(Chart and figure data)
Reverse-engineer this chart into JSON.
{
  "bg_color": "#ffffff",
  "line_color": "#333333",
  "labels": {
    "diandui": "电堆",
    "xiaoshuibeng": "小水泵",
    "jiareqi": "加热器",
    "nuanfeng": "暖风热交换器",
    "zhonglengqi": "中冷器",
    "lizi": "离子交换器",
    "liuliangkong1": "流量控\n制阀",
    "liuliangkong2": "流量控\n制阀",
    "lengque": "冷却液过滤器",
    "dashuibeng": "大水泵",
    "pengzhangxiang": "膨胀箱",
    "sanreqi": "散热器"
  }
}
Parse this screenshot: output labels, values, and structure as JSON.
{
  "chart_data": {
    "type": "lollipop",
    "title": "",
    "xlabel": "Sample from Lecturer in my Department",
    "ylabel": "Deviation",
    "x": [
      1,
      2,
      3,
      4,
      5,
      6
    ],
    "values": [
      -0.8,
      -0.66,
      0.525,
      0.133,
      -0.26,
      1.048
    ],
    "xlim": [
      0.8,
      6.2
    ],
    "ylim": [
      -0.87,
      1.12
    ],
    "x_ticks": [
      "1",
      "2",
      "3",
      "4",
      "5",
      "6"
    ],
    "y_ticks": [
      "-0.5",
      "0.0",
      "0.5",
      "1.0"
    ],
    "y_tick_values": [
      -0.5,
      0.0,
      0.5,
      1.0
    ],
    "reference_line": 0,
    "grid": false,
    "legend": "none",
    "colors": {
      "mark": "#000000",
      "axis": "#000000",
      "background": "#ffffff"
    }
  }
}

- **Task goal**
Quote the data in full, keeping each word unchanged.

- **Solution to this task**
Reverse-engineer this chart into JSON.
{
  "bg_color": "#ffffff",
  "line_color": "#333333",
  "labels": {
    "diandui": "电堆",
    "xiaoshuibeng": "小水泵",
    "jiareqi": "加热器",
    "nuanfeng": "暖风热交换器",
    "zhonglengqi": "中冷器",
    "lizi": "离子交换器",
    "liuliangkong1": "流量控\n制阀",
    "liuliangkong2": "流量控\n制阀",
    "lengque": "冷却液过滤器",
    "dashuibeng": "大水泵",
    "pengzhangxiang": "膨胀箱",
    "sanreqi": "散热器"
  }
}
Parse this screenshot: output labels, values, and structure as JSON.
{
  "chart_data": {
    "type": "lollipop",
    "title": "",
    "xlabel": "Sample from Lecturer in my Department",
    "ylabel": "Deviation",
    "x": [
      1,
      2,
      3,
      4,
      5,
      6
    ],
    "values": [
      -0.8,
      -0.66,
      0.525,
      0.133,
      -0.26,
      1.048
    ],
    "xlim": [
      0.8,
      6.2
    ],
    "ylim": [
      -0.87,
      1.12
    ],
    "x_ticks": [
      "1",
      "2",
      "3",
      "4",
      "5",
      "6"
    ],
    "y_ticks": [
      "-0.5",
      "0.0",
      "0.5",
      "1.0"
    ],
    "y_tick_values": [
      -0.5,
      0.0,
      0.5,
      1.0
    ],
    "reference_line": 0,
    "grid": false,
    "legend": "none",
    "colors": {
      "mark": "#000000",
      "axis": "#000000",
      "background": "#ffffff"
    }
  }
}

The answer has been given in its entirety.